- _Data provided_:
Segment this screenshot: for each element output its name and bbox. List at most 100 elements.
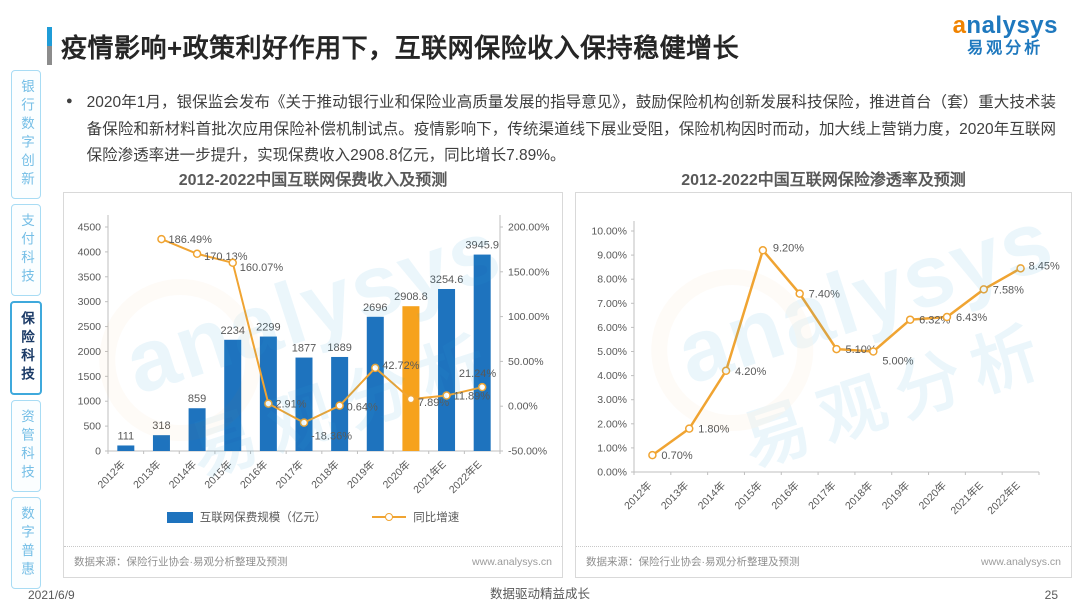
svg-text:2020年: 2020年 <box>380 458 413 491</box>
premium-income-chart: 0 500 1000 1500 2000 2500 3000 3500 4000 4500 -50.… <box>78 215 549 496</box>
svg-text:6.32%: 6.32% <box>919 315 950 327</box>
page-title: 疫情影响+政策利好作用下，互联网保险收入保持稳健增长 <box>61 33 740 63</box>
svg-text:2000: 2000 <box>78 346 102 358</box>
svg-text:2019年: 2019年 <box>879 479 912 512</box>
svg-text:4.20%: 4.20% <box>735 366 766 378</box>
svg-text:2.00%: 2.00% <box>597 418 627 430</box>
svg-text:2014年: 2014年 <box>695 479 728 512</box>
svg-text:1877: 1877 <box>292 343 316 355</box>
summary-bullet: ● 2020年1月，银保监会发布《关于推动银行业和保险业高质量发展的指导意见》，… <box>66 90 1056 170</box>
svg-text:3.00%: 3.00% <box>597 394 627 406</box>
svg-text:2022年E: 2022年E <box>985 479 1023 517</box>
svg-text:1889: 1889 <box>327 342 351 354</box>
premium-chart-title: 2012-2022中国互联网保费收入及预测 <box>178 172 448 189</box>
sidebar-item-digital-inclusion[interactable]: 数字普惠 <box>11 497 41 589</box>
svg-text:2500: 2500 <box>78 321 102 333</box>
svg-text:4500: 4500 <box>78 222 102 234</box>
svg-text:7.40%: 7.40% <box>809 289 840 301</box>
svg-text:-18.36%: -18.36% <box>311 431 352 443</box>
penetration-panel-footer: 数据来源：保险行业协会·易观分析整理及预测 www.analysys.cn <box>576 546 1071 577</box>
svg-text:1000: 1000 <box>78 396 102 408</box>
svg-text:3000: 3000 <box>78 296 102 308</box>
svg-text:5.00%: 5.00% <box>882 356 913 368</box>
svg-text:186.49%: 186.49% <box>168 234 212 246</box>
svg-text:11.89%: 11.89% <box>454 391 491 403</box>
svg-text:3254.6: 3254.6 <box>430 274 464 286</box>
line-legend-label: 同比增速 <box>413 512 460 524</box>
sidebar-item-banking-digital[interactable]: 银行数字创新 <box>11 70 41 199</box>
svg-text:8.00%: 8.00% <box>597 274 627 286</box>
svg-text:2696: 2696 <box>363 302 387 314</box>
svg-text:4000: 4000 <box>78 246 102 258</box>
svg-text:0.70%: 0.70% <box>661 450 692 462</box>
footer-date: 2021/6/9 <box>28 588 75 602</box>
svg-text:6.00%: 6.00% <box>597 322 627 334</box>
svg-text:2012年: 2012年 <box>95 458 128 491</box>
sidebar-item-payment-tech[interactable]: 支付科技 <box>11 204 41 296</box>
svg-text:2015年: 2015年 <box>202 458 235 491</box>
svg-text:3500: 3500 <box>78 271 102 283</box>
premium-panel-footer: 数据来源：保险行业协会·易观分析整理及预测 www.analysys.cn <box>64 546 562 577</box>
logo-chinese-text: 易观分析 <box>967 39 1044 57</box>
svg-text:21.24%: 21.24% <box>459 368 497 380</box>
svg-text:6.43%: 6.43% <box>956 312 987 324</box>
svg-text:2022年E: 2022年E <box>446 458 484 496</box>
footer-slogan: 数据驱动精益成长 <box>489 587 590 601</box>
penetration-chart-title: 2012-2022中国互联网保险渗透率及预测 <box>681 172 966 189</box>
title-accent-bar <box>47 27 52 65</box>
svg-text:2013年: 2013年 <box>658 479 691 512</box>
data-source-left: 数据来源：保险行业协会·易观分析整理及预测 <box>74 556 288 568</box>
svg-text:2299: 2299 <box>256 322 280 334</box>
svg-text:9.20%: 9.20% <box>773 242 804 254</box>
svg-text:100.00%: 100.00% <box>508 311 549 323</box>
footer-page-number: 25 <box>1044 588 1058 602</box>
svg-text:2021年E: 2021年E <box>948 479 986 517</box>
legend-item-line: 同比增速 <box>372 509 459 525</box>
svg-text:2017年: 2017年 <box>273 458 306 491</box>
svg-text:2013年: 2013年 <box>130 458 163 491</box>
website-left: www.analysys.cn <box>472 555 552 568</box>
svg-text:200.00%: 200.00% <box>508 222 549 234</box>
svg-text:1500: 1500 <box>78 371 102 383</box>
svg-text:2020年: 2020年 <box>916 479 949 512</box>
svg-text:9.00%: 9.00% <box>597 250 627 262</box>
data-source-right: 数据来源：保险行业协会·易观分析整理及预测 <box>586 556 800 568</box>
bar-legend-swatch <box>166 511 193 523</box>
svg-text:2019年: 2019年 <box>344 458 377 491</box>
svg-text:2908.8: 2908.8 <box>394 291 428 303</box>
bullet-dot-icon: ● <box>66 95 73 107</box>
svg-text:7.89%: 7.89% <box>418 397 449 409</box>
svg-text:0: 0 <box>95 446 101 458</box>
svg-text:1.80%: 1.80% <box>698 424 729 436</box>
svg-text:2018年: 2018年 <box>842 479 875 512</box>
svg-text:2017年: 2017年 <box>805 479 838 512</box>
svg-text:160.07%: 160.07% <box>240 262 284 274</box>
svg-text:2234: 2234 <box>220 325 244 337</box>
sidebar-item-asset-mgmt-tech[interactable]: 资管科技 <box>11 400 41 492</box>
svg-text:2.91%: 2.91% <box>275 399 306 411</box>
svg-text:-50.00%: -50.00% <box>508 446 547 458</box>
svg-text:10.00%: 10.00% <box>591 226 627 238</box>
logo-brand-text: analysys <box>952 12 1058 39</box>
sidebar-item-insurance-tech[interactable]: 保险科技 <box>10 301 42 395</box>
svg-text:2016年: 2016年 <box>237 458 270 491</box>
summary-text: 2020年1月，银保监会发布《关于推动银行业和保险业高质量发展的指导意见》，鼓励… <box>86 94 1056 165</box>
premium-income-panel: analysys 易观分析 05001000150020002500300035… <box>63 192 563 578</box>
svg-text:0.00%: 0.00% <box>597 467 627 479</box>
svg-text:42.72%: 42.72% <box>382 360 420 372</box>
penetration-panel: analysys 易观分析 0.00% 1.00% 2.00% 3.00% 4.00% 5… <box>575 189 1072 578</box>
svg-text:2015年: 2015年 <box>732 479 765 512</box>
penetration-chart: 0.00% 1.00% 2.00% 3.00% 4.00% 5.00% 6.00% 7.00%… <box>591 221 1060 517</box>
website-right: www.analysys.cn <box>981 555 1061 568</box>
svg-text:3945.9: 3945.9 <box>465 240 499 252</box>
svg-text:8.45%: 8.45% <box>1029 260 1060 272</box>
section-sidebar: 银行数字创新 支付科技 保险科技 资管科技 数字普惠 <box>7 70 45 589</box>
bar-legend-label: 互联网保费规模（亿元） <box>199 512 327 524</box>
svg-text:859: 859 <box>188 393 206 405</box>
svg-text:2014年: 2014年 <box>166 458 199 491</box>
svg-text:2018年: 2018年 <box>309 458 342 491</box>
svg-text:318: 318 <box>152 420 170 432</box>
svg-text:7.58%: 7.58% <box>993 284 1024 296</box>
premium-chart-legend: 互联网保费规模（亿元） 同比增速 <box>64 509 562 525</box>
svg-text:7.00%: 7.00% <box>597 298 627 310</box>
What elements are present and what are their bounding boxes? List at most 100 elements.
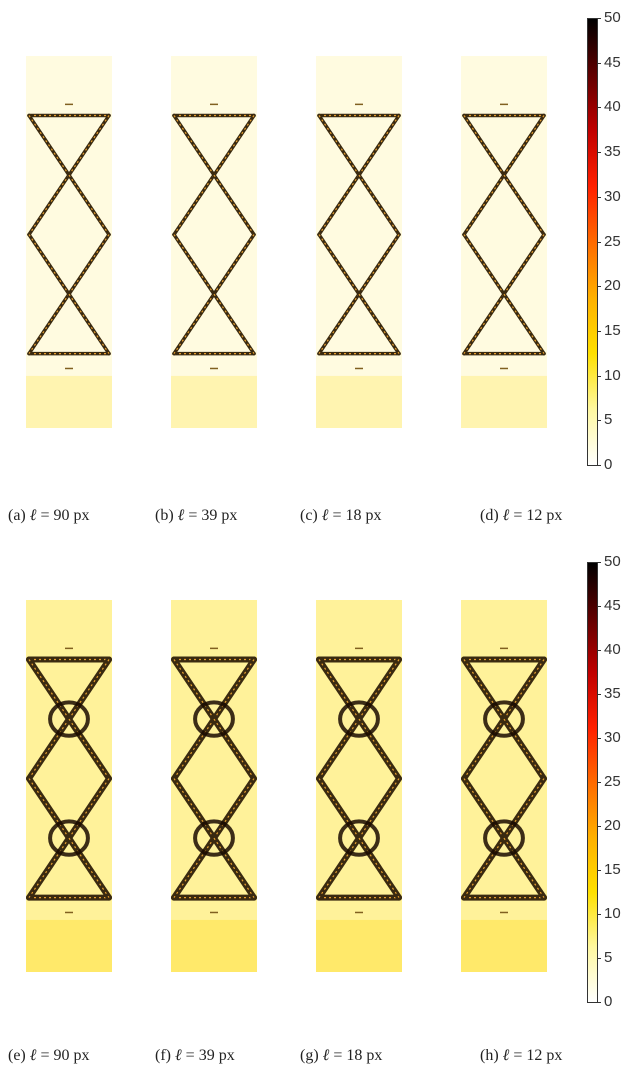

- _Given request_: Reproduce every one of the rows above word for word, leaving the pictures out of your answer.

- _Task output_:
Segment this screenshot: for each element output its name and bbox. List at most 100 elements.
svg-text:2020年: 2020年 <box>380 458 413 491</box>
premium-income-chart: 0 500 1000 1500 2000 2500 3000 3500 4000 4500 -50.… <box>78 215 549 496</box>
svg-text:6.32%: 6.32% <box>919 315 950 327</box>
page-title: 疫情影响+政策利好作用下，互联网保险收入保持稳健增长 <box>61 33 740 63</box>
svg-text:2000: 2000 <box>78 346 102 358</box>
svg-text:2019年: 2019年 <box>879 479 912 512</box>
svg-text:4.20%: 4.20% <box>735 366 766 378</box>
svg-text:2.00%: 2.00% <box>597 418 627 430</box>
svg-text:2014年: 2014年 <box>695 479 728 512</box>
svg-text:1877: 1877 <box>292 343 316 355</box>
summary-bullet: ● 2020年1月，银保监会发布《关于推动银行业和保险业高质量发展的指导意见》，… <box>66 90 1056 170</box>
svg-text:3.00%: 3.00% <box>597 394 627 406</box>
svg-text:2022年E: 2022年E <box>985 479 1023 517</box>
svg-text:1889: 1889 <box>327 342 351 354</box>
premium-chart-title: 2012-2022中国互联网保费收入及预测 <box>178 172 448 189</box>
sidebar-item-digital-inclusion[interactable]: 数字普惠 <box>11 497 41 589</box>
svg-text:2500: 2500 <box>78 321 102 333</box>
svg-text:4500: 4500 <box>78 222 102 234</box>
svg-text:7.40%: 7.40% <box>809 289 840 301</box>
svg-text:-18.36%: -18.36% <box>311 431 352 443</box>
penetration-panel-footer: 数据来源：保险行业协会·易观分析整理及预测 www.analysys.cn <box>576 546 1071 577</box>
svg-text:1000: 1000 <box>78 396 102 408</box>
svg-text:3000: 3000 <box>78 296 102 308</box>
svg-text:5.00%: 5.00% <box>882 356 913 368</box>
svg-text:186.49%: 186.49% <box>168 234 212 246</box>
svg-text:11.89%: 11.89% <box>454 391 491 403</box>
svg-text:3254.6: 3254.6 <box>430 274 464 286</box>
line-legend-label: 同比增速 <box>413 512 460 524</box>
sidebar-item-banking-digital[interactable]: 银行数字创新 <box>11 70 41 199</box>
svg-text:8.00%: 8.00% <box>597 274 627 286</box>
svg-text:2696: 2696 <box>363 302 387 314</box>
svg-text:4000: 4000 <box>78 246 102 258</box>
svg-text:0.70%: 0.70% <box>661 450 692 462</box>
footer-date: 2021/6/9 <box>28 588 75 602</box>
svg-text:6.00%: 6.00% <box>597 322 627 334</box>
svg-text:2012年: 2012年 <box>95 458 128 491</box>
sidebar-item-payment-tech[interactable]: 支付科技 <box>11 204 41 296</box>
svg-text:2015年: 2015年 <box>202 458 235 491</box>
svg-text:3500: 3500 <box>78 271 102 283</box>
premium-panel-footer: 数据来源：保险行业协会·易观分析整理及预测 www.analysys.cn <box>64 546 562 577</box>
logo-chinese-text: 易观分析 <box>967 39 1044 57</box>
svg-text:21.24%: 21.24% <box>459 368 497 380</box>
svg-text:6.43%: 6.43% <box>956 312 987 324</box>
svg-text:2022年E: 2022年E <box>446 458 484 496</box>
footer-slogan: 数据驱动精益成长 <box>489 587 590 601</box>
penetration-chart-title: 2012-2022中国互联网保险渗透率及预测 <box>681 172 966 189</box>
title-accent-bar <box>47 27 52 65</box>
svg-text:2013年: 2013年 <box>658 479 691 512</box>
data-source-left: 数据来源：保险行业协会·易观分析整理及预测 <box>74 556 288 568</box>
svg-text:2299: 2299 <box>256 322 280 334</box>
svg-text:9.20%: 9.20% <box>773 242 804 254</box>
svg-text:100.00%: 100.00% <box>508 311 549 323</box>
footer-page-number: 25 <box>1044 588 1058 602</box>
svg-text:2021年E: 2021年E <box>948 479 986 517</box>
legend-item-line: 同比增速 <box>372 509 459 525</box>
svg-text:2017年: 2017年 <box>273 458 306 491</box>
svg-text:2013年: 2013年 <box>130 458 163 491</box>
website-left: www.analysys.cn <box>472 555 552 568</box>
svg-text:200.00%: 200.00% <box>508 222 549 234</box>
svg-text:1500: 1500 <box>78 371 102 383</box>
svg-text:2020年: 2020年 <box>916 479 949 512</box>
svg-text:9.00%: 9.00% <box>597 250 627 262</box>
data-source-right: 数据来源：保险行业协会·易观分析整理及预测 <box>586 556 800 568</box>
bar-legend-swatch <box>166 511 193 523</box>
svg-text:2019年: 2019年 <box>344 458 377 491</box>
svg-text:2908.8: 2908.8 <box>394 291 428 303</box>
bullet-dot-icon: ● <box>66 95 73 107</box>
svg-text:7.89%: 7.89% <box>418 397 449 409</box>
svg-text:0: 0 <box>95 446 101 458</box>
svg-text:1.80%: 1.80% <box>698 424 729 436</box>
svg-text:2018年: 2018年 <box>842 479 875 512</box>
svg-text:2017年: 2017年 <box>805 479 838 512</box>
svg-text:160.07%: 160.07% <box>240 262 284 274</box>
svg-text:2234: 2234 <box>220 325 244 337</box>
sidebar-item-asset-mgmt-tech[interactable]: 资管科技 <box>11 400 41 492</box>
svg-text:2.91%: 2.91% <box>275 399 306 411</box>
svg-text:-50.00%: -50.00% <box>508 446 547 458</box>
svg-text:10.00%: 10.00% <box>591 226 627 238</box>
logo-brand-text: analysys <box>952 12 1058 39</box>
sidebar-item-insurance-tech[interactable]: 保险科技 <box>10 301 42 395</box>
svg-text:2016年: 2016年 <box>237 458 270 491</box>
summary-text: 2020年1月，银保监会发布《关于推动银行业和保险业高质量发展的指导意见》，鼓励… <box>86 94 1056 165</box>
premium-income-panel: analysys 易观分析 05001000150020002500300035… <box>63 192 563 578</box>
svg-text:0.00%: 0.00% <box>597 467 627 479</box>
svg-text:42.72%: 42.72% <box>382 360 420 372</box>
penetration-panel: analysys 易观分析 0.00% 1.00% 2.00% 3.00% 4.00% 5… <box>575 189 1072 578</box>
svg-text:2015年: 2015年 <box>732 479 765 512</box>
penetration-chart: 0.00% 1.00% 2.00% 3.00% 4.00% 5.00% 6.00% 7.00%… <box>591 221 1060 517</box>
website-right: www.analysys.cn <box>981 555 1061 568</box>
svg-text:3945.9: 3945.9 <box>465 240 499 252</box>
svg-text:8.45%: 8.45% <box>1029 260 1060 272</box>
section-sidebar: 银行数字创新 支付科技 保险科技 资管科技 数字普惠 <box>7 70 45 589</box>
bar-legend-label: 互联网保费规模（亿元） <box>199 512 327 524</box>
svg-text:859: 859 <box>188 393 206 405</box>
svg-text:2014年: 2014年 <box>166 458 199 491</box>
svg-text:2018年: 2018年 <box>309 458 342 491</box>
svg-text:318: 318 <box>152 420 170 432</box>
svg-text:7.58%: 7.58% <box>993 284 1024 296</box>
premium-chart-legend: 互联网保费规模（亿元） 同比增速 <box>64 509 562 525</box>
svg-text:7.00%: 7.00% <box>597 298 627 310</box>
What elements are present and what are their bounding boxes? List at most 100 elements.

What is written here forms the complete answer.